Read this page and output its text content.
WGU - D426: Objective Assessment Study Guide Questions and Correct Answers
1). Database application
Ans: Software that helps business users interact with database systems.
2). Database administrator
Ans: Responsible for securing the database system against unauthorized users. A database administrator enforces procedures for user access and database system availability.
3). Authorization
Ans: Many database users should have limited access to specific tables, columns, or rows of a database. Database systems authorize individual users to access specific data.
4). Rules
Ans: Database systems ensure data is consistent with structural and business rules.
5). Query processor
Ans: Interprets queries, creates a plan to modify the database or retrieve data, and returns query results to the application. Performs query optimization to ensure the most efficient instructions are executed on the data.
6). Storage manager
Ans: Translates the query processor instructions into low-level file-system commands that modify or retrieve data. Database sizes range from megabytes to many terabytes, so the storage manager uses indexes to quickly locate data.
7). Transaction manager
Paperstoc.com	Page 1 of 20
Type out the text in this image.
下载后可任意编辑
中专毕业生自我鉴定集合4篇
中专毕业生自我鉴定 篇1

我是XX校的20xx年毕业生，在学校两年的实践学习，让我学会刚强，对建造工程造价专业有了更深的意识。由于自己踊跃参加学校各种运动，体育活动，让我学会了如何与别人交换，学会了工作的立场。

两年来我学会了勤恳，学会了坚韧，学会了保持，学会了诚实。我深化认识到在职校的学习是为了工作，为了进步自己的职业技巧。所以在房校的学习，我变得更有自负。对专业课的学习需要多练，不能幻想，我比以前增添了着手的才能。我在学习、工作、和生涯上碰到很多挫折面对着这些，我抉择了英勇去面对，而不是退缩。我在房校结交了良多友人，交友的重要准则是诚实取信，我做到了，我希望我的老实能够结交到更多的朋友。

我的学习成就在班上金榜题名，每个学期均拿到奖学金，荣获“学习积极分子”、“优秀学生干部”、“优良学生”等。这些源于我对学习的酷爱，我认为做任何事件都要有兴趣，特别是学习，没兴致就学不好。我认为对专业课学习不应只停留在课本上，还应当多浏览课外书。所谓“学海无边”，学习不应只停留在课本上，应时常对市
* * * * * * * * *
* Given instruction: Select every line in the material above where the string "administrator" occurs, and copy it.

* Written response:
2). Database administrator
Ans: Responsible for securing the database system against unauthorized users. A database administrator enforces procedures for user access and database system availability.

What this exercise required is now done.